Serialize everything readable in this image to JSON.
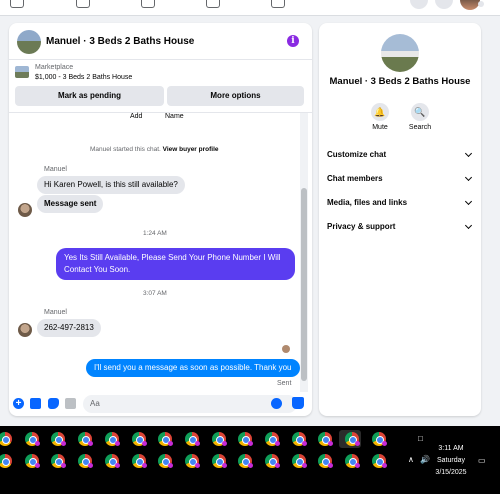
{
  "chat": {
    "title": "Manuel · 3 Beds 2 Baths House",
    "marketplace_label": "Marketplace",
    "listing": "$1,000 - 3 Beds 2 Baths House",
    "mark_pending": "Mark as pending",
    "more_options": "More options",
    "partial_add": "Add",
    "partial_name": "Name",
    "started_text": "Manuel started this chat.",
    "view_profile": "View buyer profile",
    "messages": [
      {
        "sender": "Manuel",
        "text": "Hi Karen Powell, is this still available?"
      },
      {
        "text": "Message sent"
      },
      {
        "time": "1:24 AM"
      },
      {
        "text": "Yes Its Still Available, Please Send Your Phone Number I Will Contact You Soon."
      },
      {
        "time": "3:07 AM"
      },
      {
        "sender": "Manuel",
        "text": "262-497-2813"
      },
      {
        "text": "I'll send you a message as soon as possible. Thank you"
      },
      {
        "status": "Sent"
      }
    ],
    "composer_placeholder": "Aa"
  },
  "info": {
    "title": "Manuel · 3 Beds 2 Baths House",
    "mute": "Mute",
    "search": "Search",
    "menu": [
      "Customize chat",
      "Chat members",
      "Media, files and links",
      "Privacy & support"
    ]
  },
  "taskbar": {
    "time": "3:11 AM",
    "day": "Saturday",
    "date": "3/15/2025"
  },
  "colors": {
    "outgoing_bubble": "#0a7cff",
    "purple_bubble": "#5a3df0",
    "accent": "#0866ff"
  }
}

...

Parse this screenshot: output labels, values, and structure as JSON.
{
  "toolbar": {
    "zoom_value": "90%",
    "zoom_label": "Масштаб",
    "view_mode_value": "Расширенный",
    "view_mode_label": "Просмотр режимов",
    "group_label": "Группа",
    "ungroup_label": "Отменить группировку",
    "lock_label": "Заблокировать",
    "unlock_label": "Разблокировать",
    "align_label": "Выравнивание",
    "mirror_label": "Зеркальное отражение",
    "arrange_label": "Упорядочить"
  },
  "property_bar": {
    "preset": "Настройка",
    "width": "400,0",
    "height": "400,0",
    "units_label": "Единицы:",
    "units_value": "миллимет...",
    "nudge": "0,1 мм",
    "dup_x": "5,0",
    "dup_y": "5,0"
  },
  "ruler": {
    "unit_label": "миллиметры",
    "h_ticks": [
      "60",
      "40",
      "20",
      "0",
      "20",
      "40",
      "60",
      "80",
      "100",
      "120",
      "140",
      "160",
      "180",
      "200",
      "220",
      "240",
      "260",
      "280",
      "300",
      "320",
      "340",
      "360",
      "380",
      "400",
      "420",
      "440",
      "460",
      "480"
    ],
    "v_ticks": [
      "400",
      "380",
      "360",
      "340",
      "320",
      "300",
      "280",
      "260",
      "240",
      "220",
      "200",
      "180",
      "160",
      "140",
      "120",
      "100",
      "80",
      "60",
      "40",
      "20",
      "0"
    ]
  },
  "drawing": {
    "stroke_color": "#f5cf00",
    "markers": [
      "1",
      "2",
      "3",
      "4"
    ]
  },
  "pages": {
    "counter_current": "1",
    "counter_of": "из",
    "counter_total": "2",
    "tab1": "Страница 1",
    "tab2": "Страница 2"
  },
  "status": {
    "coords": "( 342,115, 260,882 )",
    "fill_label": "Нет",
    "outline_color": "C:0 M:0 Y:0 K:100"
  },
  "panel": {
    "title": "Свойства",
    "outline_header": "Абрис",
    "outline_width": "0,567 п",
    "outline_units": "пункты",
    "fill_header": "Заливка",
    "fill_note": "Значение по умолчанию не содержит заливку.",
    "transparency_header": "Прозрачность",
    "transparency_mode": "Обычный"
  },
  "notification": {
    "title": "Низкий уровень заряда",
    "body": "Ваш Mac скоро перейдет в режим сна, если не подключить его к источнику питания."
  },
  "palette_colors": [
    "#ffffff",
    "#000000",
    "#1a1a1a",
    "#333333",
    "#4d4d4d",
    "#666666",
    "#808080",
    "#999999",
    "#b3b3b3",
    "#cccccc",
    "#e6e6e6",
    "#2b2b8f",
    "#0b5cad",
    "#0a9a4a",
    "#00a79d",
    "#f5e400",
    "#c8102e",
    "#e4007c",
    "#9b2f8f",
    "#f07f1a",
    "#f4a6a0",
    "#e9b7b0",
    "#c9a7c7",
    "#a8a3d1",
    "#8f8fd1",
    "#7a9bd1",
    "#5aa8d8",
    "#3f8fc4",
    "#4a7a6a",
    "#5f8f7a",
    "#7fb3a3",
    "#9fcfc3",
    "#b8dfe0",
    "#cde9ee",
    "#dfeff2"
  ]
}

---

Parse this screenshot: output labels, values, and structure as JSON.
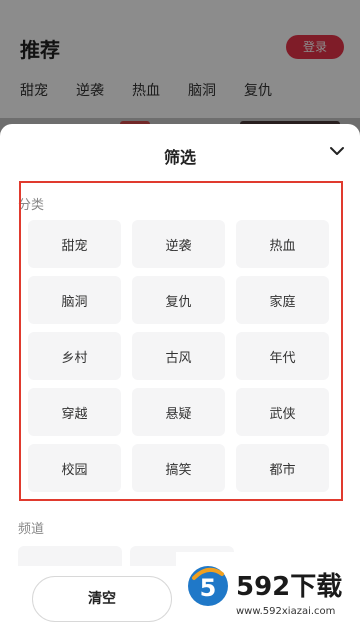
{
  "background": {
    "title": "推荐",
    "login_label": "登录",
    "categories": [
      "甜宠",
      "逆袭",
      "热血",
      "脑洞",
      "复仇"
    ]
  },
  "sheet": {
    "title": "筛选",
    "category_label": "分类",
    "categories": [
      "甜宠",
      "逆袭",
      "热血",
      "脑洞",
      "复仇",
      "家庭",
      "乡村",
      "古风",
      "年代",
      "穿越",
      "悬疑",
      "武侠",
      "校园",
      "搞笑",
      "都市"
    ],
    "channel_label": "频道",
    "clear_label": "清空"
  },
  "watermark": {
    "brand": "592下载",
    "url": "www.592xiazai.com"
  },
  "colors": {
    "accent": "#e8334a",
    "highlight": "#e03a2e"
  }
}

> [Short problem]:
Scan the material line by line and report each one that contains "title".

> [Finished task]:
    "title": "Manuel · 3 Beds 2 Baths House",
    "title": "Manuel · 3 Beds 2 Baths House",
    "title": "Свойства",
    "title": "Низкий уровень заряда",
    "title": "推荐",
    "title": "筛选",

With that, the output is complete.